*A run of records*
====
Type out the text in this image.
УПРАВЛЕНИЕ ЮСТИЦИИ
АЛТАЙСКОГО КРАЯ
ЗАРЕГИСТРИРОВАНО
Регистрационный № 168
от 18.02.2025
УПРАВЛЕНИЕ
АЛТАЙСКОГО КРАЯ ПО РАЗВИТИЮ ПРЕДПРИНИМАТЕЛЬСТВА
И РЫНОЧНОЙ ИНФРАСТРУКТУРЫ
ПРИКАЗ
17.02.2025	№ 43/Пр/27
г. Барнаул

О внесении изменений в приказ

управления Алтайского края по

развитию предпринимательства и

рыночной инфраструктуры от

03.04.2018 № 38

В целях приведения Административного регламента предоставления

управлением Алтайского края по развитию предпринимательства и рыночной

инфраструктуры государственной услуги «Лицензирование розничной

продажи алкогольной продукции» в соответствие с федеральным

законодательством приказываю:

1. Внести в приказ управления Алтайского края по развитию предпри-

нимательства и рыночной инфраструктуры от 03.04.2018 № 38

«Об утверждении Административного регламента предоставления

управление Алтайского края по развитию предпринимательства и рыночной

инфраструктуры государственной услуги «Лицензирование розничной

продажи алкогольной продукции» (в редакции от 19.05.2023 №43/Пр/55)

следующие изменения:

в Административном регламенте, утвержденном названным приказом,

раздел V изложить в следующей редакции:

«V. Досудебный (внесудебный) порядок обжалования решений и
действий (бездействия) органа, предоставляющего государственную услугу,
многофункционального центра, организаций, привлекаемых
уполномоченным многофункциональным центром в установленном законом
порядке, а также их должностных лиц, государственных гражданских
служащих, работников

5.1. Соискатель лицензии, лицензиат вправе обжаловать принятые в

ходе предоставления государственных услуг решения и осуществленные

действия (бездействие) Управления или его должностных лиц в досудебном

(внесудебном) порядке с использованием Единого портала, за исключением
====
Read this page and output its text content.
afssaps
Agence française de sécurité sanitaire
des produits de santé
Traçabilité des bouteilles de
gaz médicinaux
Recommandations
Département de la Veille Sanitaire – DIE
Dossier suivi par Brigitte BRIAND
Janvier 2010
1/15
====
*Your instructions*
Lines from the records above that hold "алкогольной" are the ones to list.

*Solution for this problem*
продажи алкогольной продукции» в соответствие с федеральным
продажи алкогольной продукции» (в редакции от 19.05.2023 №43/Пр/55)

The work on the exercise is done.